_Record extracts_

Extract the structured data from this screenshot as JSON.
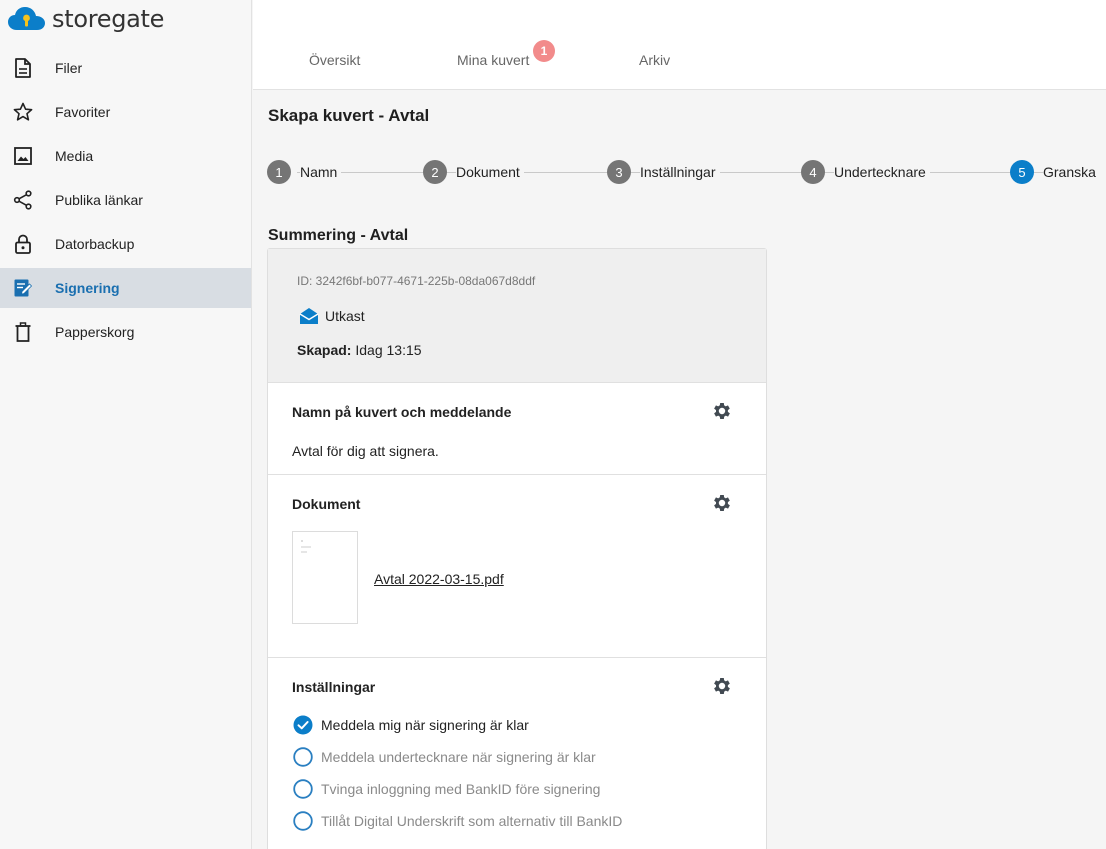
{
  "brand": {
    "name": "storegate",
    "accent": "#0b7ec9"
  },
  "sidebar": {
    "items": [
      {
        "label": "Filer",
        "icon": "file-icon",
        "active": false
      },
      {
        "label": "Favoriter",
        "icon": "star-icon",
        "active": false
      },
      {
        "label": "Media",
        "icon": "image-icon",
        "active": false
      },
      {
        "label": "Publika länkar",
        "icon": "share-icon",
        "active": false
      },
      {
        "label": "Datorbackup",
        "icon": "lock-icon",
        "active": false
      },
      {
        "label": "Signering",
        "icon": "signing-icon",
        "active": true
      },
      {
        "label": "Papperskorg",
        "icon": "trash-icon",
        "active": false
      }
    ]
  },
  "tabs": {
    "items": [
      {
        "label": "Översikt"
      },
      {
        "label": "Mina kuvert",
        "badge": "1"
      },
      {
        "label": "Arkiv"
      }
    ]
  },
  "page": {
    "title": "Skapa kuvert - Avtal"
  },
  "stepper": {
    "steps": [
      {
        "number": "1",
        "label": "Namn"
      },
      {
        "number": "2",
        "label": "Dokument"
      },
      {
        "number": "3",
        "label": "Inställningar"
      },
      {
        "number": "4",
        "label": "Undertecknare"
      },
      {
        "number": "5",
        "label": "Granska",
        "active": true
      }
    ]
  },
  "summary": {
    "title": "Summering - Avtal",
    "id_text": "ID: 3242f6bf-b077-4671-225b-08da067d8ddf",
    "status": "Utkast",
    "created_label": "Skapad:",
    "created_value": "Idag 13:15"
  },
  "sections": {
    "name": {
      "title": "Namn på kuvert och meddelande",
      "text": "Avtal för dig att signera."
    },
    "documents": {
      "title": "Dokument",
      "file": "Avtal 2022-03-15.pdf"
    },
    "settings": {
      "title": "Inställningar",
      "options": [
        {
          "label": "Meddela mig när signering är klar",
          "checked": true
        },
        {
          "label": "Meddela undertecknare när signering är klar",
          "checked": false
        },
        {
          "label": "Tvinga inloggning med BankID före signering",
          "checked": false
        },
        {
          "label": "Tillåt Digital Underskrift som alternativ till BankID",
          "checked": false
        }
      ]
    }
  }
}
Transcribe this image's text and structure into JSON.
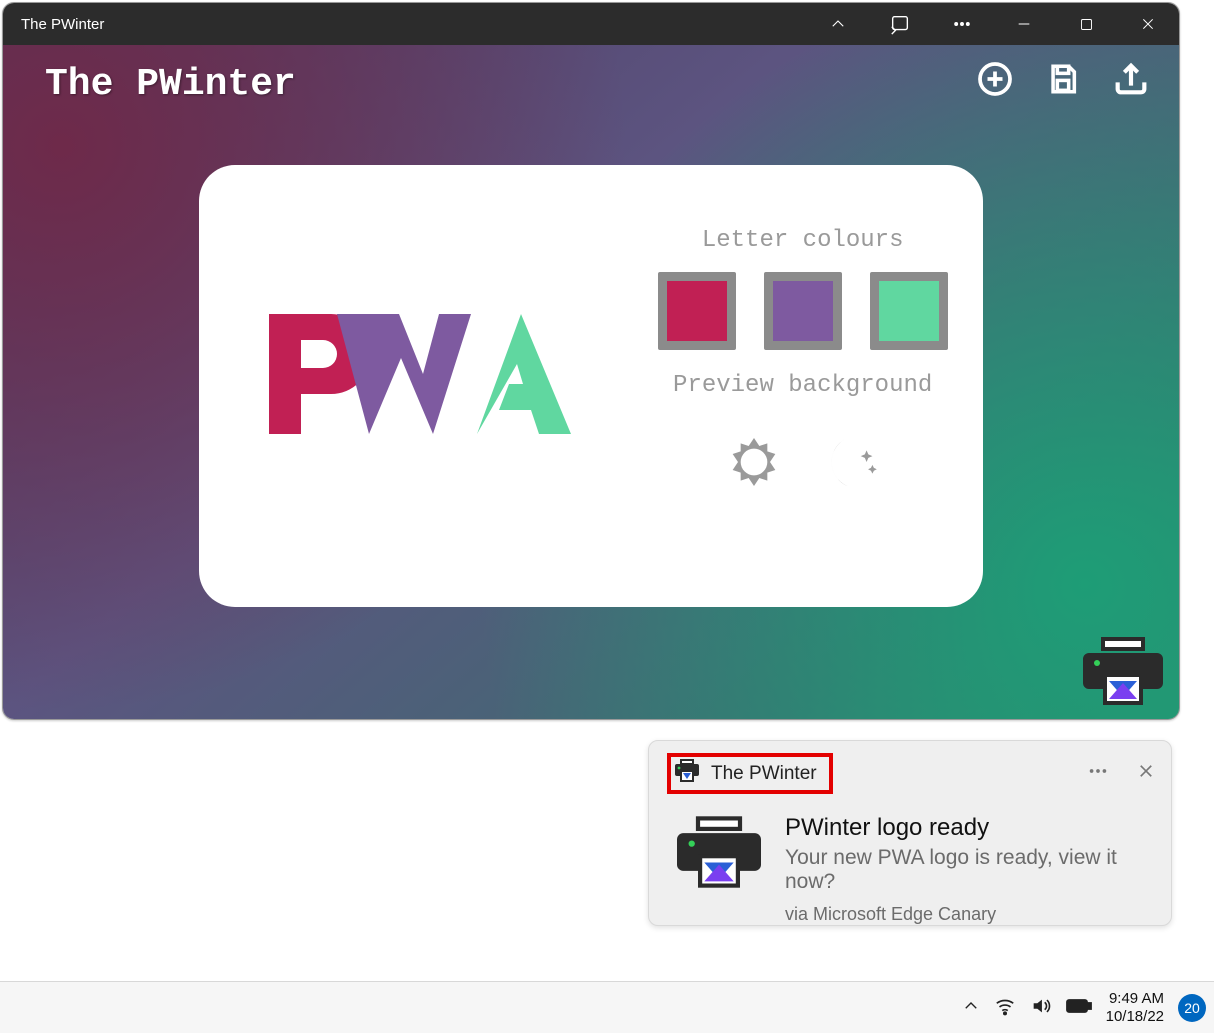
{
  "window": {
    "title": "The PWinter"
  },
  "app": {
    "heading": "The PWinter",
    "card": {
      "letter_colours_label": "Letter colours",
      "preview_bg_label": "Preview background",
      "colors": {
        "p": "#c12054",
        "w": "#7e5aa0",
        "a": "#60d7a0"
      }
    }
  },
  "notification": {
    "app_name": "The PWinter",
    "title": "PWinter logo ready",
    "body": "Your new PWA logo is ready, view it now?",
    "source": "via Microsoft Edge Canary"
  },
  "taskbar": {
    "time": "9:49 AM",
    "date": "10/18/22",
    "badge": "20"
  }
}
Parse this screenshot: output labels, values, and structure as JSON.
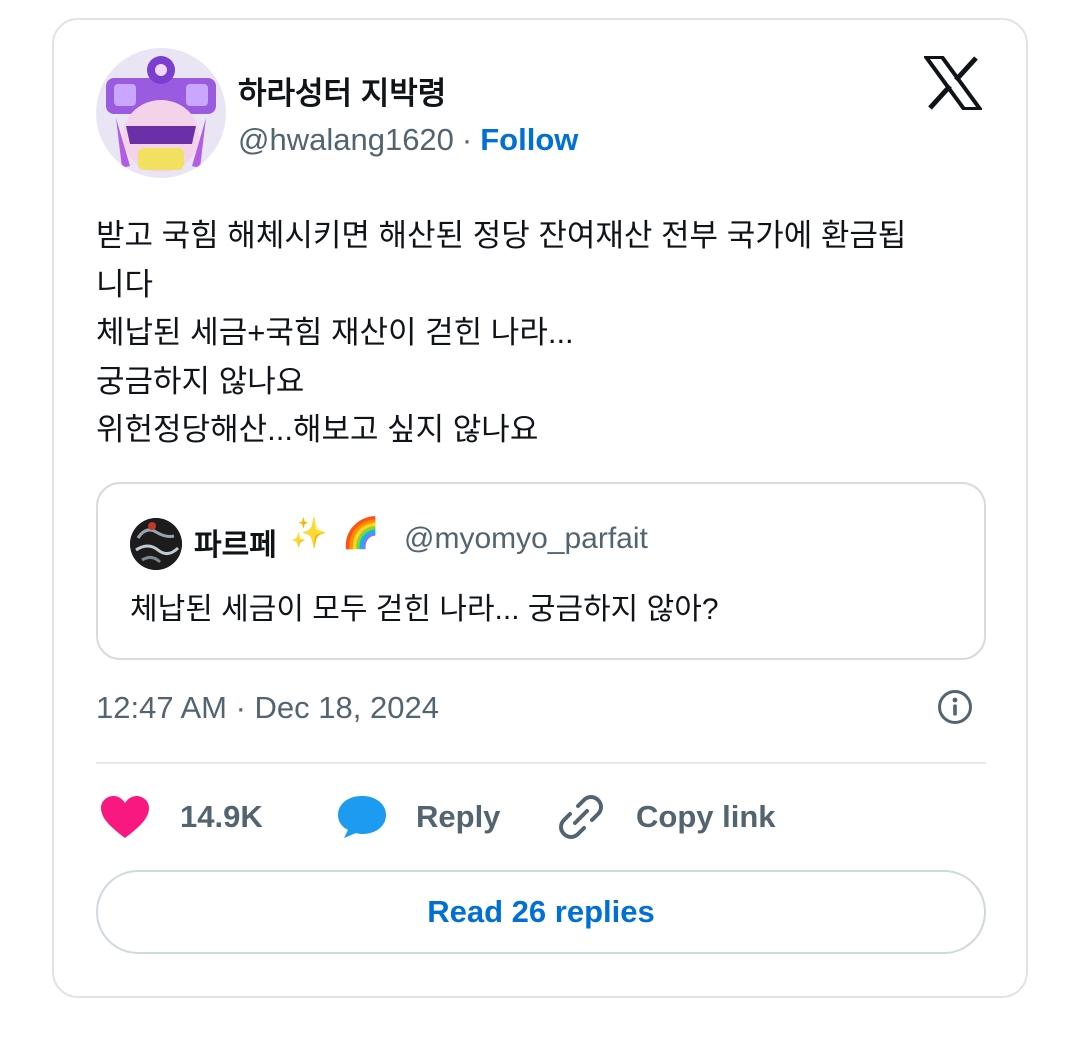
{
  "tweet": {
    "author": {
      "name": "하라성터 지박령",
      "handle": "@hwalang1620",
      "separator": "·",
      "follow_label": "Follow"
    },
    "text_lines": [
      "받고 국힘 해체시키면 해산된 정당 잔여재산 전부 국가에 환금됩",
      "니다",
      "체납된 세금+국힘 재산이 걷힌 나라...",
      "궁금하지 않나요",
      "위헌정당해산...해보고 싶지 않나요"
    ],
    "quote": {
      "name": "파르페",
      "emojis": [
        "✨",
        "🌈"
      ],
      "handle": "@myomyo_parfait",
      "text": "체납된 세금이 모두 걷힌 나라... 궁금하지 않아?"
    },
    "timestamp": "12:47 AM · Dec 18, 2024",
    "actions": {
      "like_count": "14.9K",
      "reply_label": "Reply",
      "copy_label": "Copy link"
    },
    "read_replies_label": "Read 26 replies"
  },
  "icons": [
    "x-logo-icon",
    "info-icon",
    "heart-icon",
    "reply-bubble-icon",
    "link-icon"
  ],
  "colors": {
    "follow": "#006fd6",
    "like": "#f91880",
    "reply": "#1d9bf0",
    "secondary_text": "#536471",
    "border": "#dfe3e7"
  }
}
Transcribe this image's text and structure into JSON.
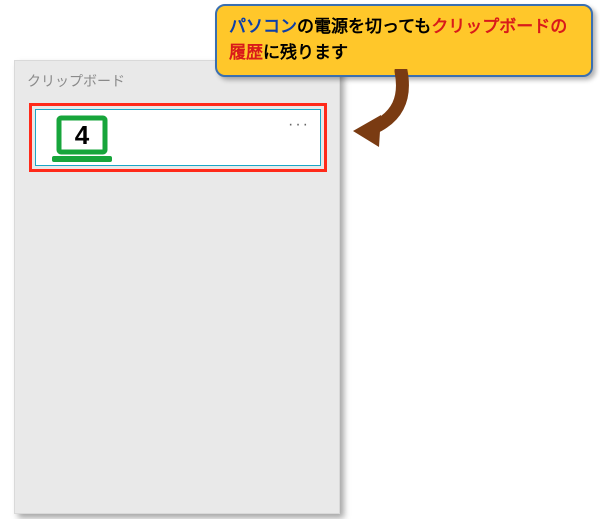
{
  "panel": {
    "title": "クリップボード",
    "item": {
      "number": "4",
      "menu_glyph": "···"
    }
  },
  "callout": {
    "seg1_blue": "パソコン",
    "seg2_black": "の電源を切っても",
    "seg3_red": "クリップボードの履歴",
    "seg4_black": "に残ります"
  }
}
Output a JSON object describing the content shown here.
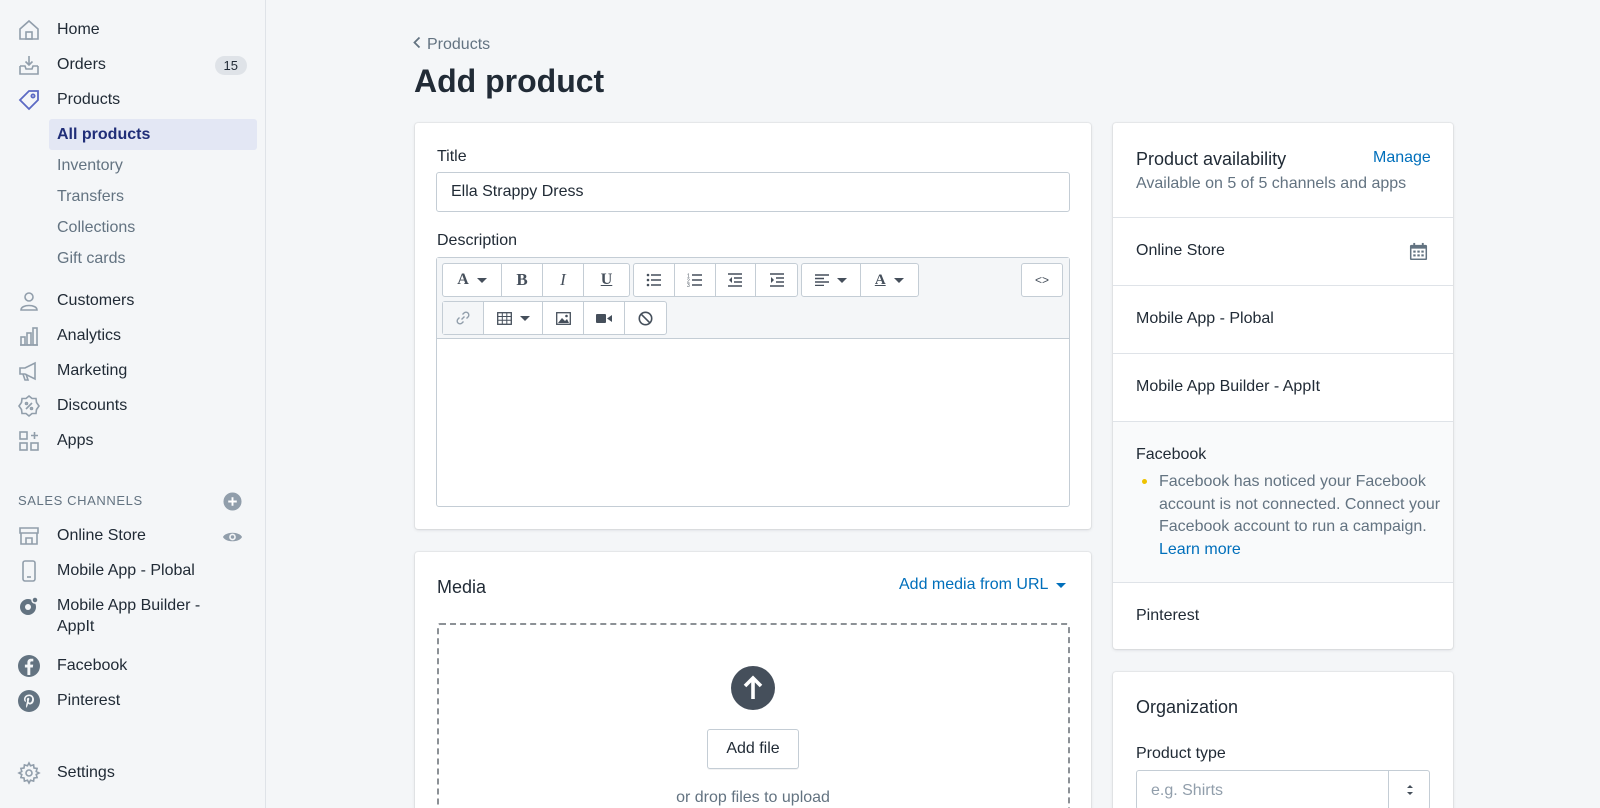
{
  "sidebar": {
    "nav": [
      {
        "label": "Home",
        "icon": "home-icon"
      },
      {
        "label": "Orders",
        "icon": "orders-icon",
        "badge": "15"
      },
      {
        "label": "Products",
        "icon": "tag-icon"
      }
    ],
    "products_sub": [
      "All products",
      "Inventory",
      "Transfers",
      "Collections",
      "Gift cards"
    ],
    "nav2": [
      {
        "label": "Customers",
        "icon": "customers-icon"
      },
      {
        "label": "Analytics",
        "icon": "analytics-icon"
      },
      {
        "label": "Marketing",
        "icon": "megaphone-icon"
      },
      {
        "label": "Discounts",
        "icon": "discount-icon"
      },
      {
        "label": "Apps",
        "icon": "apps-icon"
      }
    ],
    "sales_channels_heading": "SALES CHANNELS",
    "channels": [
      {
        "label": "Online Store",
        "icon": "store-icon"
      },
      {
        "label": "Mobile App - Plobal",
        "icon": "mobile-icon"
      },
      {
        "label_line1": "Mobile App Builder -",
        "label_line2": "AppIt",
        "icon": "appit-icon"
      },
      {
        "label": "Facebook",
        "icon": "facebook-icon"
      },
      {
        "label": "Pinterest",
        "icon": "pinterest-icon"
      }
    ],
    "settings": "Settings"
  },
  "main": {
    "breadcrumb": "Products",
    "title": "Add product",
    "title_field_label": "Title",
    "title_value": "Ella Strappy Dress",
    "description_label": "Description",
    "code_btn": "<>",
    "media": {
      "title": "Media",
      "add_from_url": "Add media from URL",
      "add_file": "Add file",
      "drop_hint": "or drop files to upload"
    }
  },
  "availability": {
    "title": "Product availability",
    "subtitle": "Available on 5 of 5 channels and apps",
    "manage": "Manage",
    "channels": [
      "Online Store",
      "Mobile App - Plobal",
      "Mobile App Builder - AppIt",
      "Facebook",
      "Pinterest"
    ],
    "facebook_note": "Facebook has noticed your Facebook account is not connected. Connect your Facebook account to run a campaign.",
    "learn_more": "Learn more"
  },
  "organization": {
    "title": "Organization",
    "product_type_label": "Product type",
    "product_type_placeholder": "e.g. Shirts"
  },
  "colors": {
    "link": "#006fbb",
    "active_bg": "#e3e7f4",
    "active_text": "#202e78",
    "warning_dot": "#eec200"
  }
}
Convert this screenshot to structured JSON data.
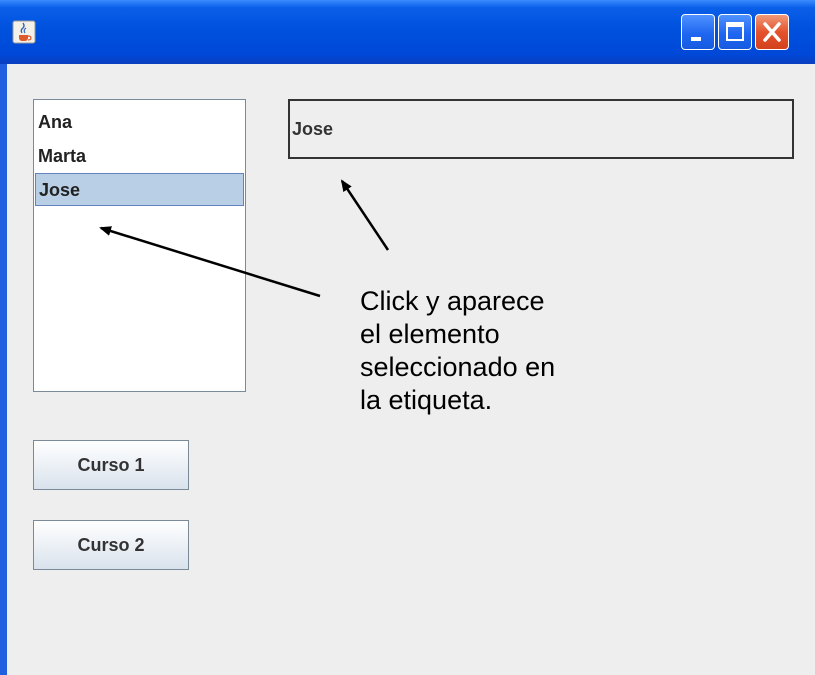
{
  "window": {
    "icon": "java-cup-icon",
    "controls": {
      "minimize": "minimize-icon",
      "maximize": "maximize-icon",
      "close": "close-icon"
    }
  },
  "list": {
    "items": [
      "Ana",
      "Marta",
      "Jose"
    ],
    "selected_index": 2
  },
  "label": {
    "text": "Jose"
  },
  "buttons": {
    "curso1": "Curso 1",
    "curso2": "Curso 2"
  },
  "annotation": {
    "lines": [
      "Click y aparece",
      "el elemento",
      "seleccionado en",
      "la etiqueta."
    ]
  },
  "colors": {
    "titlebar": "#0051de",
    "selection": "#b8cfe5",
    "panel": "#eeeeee",
    "close_button": "#e4532c"
  }
}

_Task description_
Show every line that contains the word "Avtal".

_Exercise result_
    "title": "Skapa kuvert - Avtal"
    "title": "Summering - Avtal",
      "text": "Avtal för dig att signera."
      "file": "Avtal 2022-03-15.pdf"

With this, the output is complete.